***** Dataset records *****
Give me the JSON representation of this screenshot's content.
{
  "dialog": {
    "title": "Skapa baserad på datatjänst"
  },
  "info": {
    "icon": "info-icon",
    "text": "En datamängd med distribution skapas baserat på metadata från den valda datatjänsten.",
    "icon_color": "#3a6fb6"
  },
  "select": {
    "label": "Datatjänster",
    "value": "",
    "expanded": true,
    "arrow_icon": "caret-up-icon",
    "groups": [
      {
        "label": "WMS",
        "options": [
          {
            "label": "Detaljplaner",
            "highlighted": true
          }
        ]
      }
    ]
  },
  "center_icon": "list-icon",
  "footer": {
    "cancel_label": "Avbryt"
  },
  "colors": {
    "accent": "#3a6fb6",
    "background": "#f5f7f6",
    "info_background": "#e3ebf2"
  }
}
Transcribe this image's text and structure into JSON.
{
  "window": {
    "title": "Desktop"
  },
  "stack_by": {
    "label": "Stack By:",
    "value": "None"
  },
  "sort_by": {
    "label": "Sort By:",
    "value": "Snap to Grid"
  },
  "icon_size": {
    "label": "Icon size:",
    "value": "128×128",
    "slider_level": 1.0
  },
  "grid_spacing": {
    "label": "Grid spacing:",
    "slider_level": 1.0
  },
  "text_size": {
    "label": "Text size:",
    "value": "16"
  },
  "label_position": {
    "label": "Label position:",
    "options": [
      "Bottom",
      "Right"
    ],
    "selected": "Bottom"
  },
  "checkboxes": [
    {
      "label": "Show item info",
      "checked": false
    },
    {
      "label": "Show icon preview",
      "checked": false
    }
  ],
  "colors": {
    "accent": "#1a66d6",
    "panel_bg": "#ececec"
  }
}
*****
Task objective — Reproduce all of the records exactly.

Solution for this exercise —
Give me the JSON representation of this screenshot's content.
{
  "dialog": {
    "title": "Skapa baserad på datatjänst"
  },
  "info": {
    "icon": "info-icon",
    "text": "En datamängd med distribution skapas baserat på metadata från den valda datatjänsten.",
    "icon_color": "#3a6fb6"
  },
  "select": {
    "label": "Datatjänster",
    "value": "",
    "expanded": true,
    "arrow_icon": "caret-up-icon",
    "groups": [
      {
        "label": "WMS",
        "options": [
          {
            "label": "Detaljplaner",
            "highlighted": true
          }
        ]
      }
    ]
  },
  "center_icon": "list-icon",
  "footer": {
    "cancel_label": "Avbryt"
  },
  "colors": {
    "accent": "#3a6fb6",
    "background": "#f5f7f6",
    "info_background": "#e3ebf2"
  }
}
Transcribe this image's text and structure into JSON.
{
  "window": {
    "title": "Desktop"
  },
  "stack_by": {
    "label": "Stack By:",
    "value": "None"
  },
  "sort_by": {
    "label": "Sort By:",
    "value": "Snap to Grid"
  },
  "icon_size": {
    "label": "Icon size:",
    "value": "128×128",
    "slider_level": 1.0
  },
  "grid_spacing": {
    "label": "Grid spacing:",
    "slider_level": 1.0
  },
  "text_size": {
    "label": "Text size:",
    "value": "16"
  },
  "label_position": {
    "label": "Label position:",
    "options": [
      "Bottom",
      "Right"
    ],
    "selected": "Bottom"
  },
  "checkboxes": [
    {
      "label": "Show item info",
      "checked": false
    },
    {
      "label": "Show icon preview",
      "checked": false
    }
  ],
  "colors": {
    "accent": "#1a66d6",
    "panel_bg": "#ececec"
  }
}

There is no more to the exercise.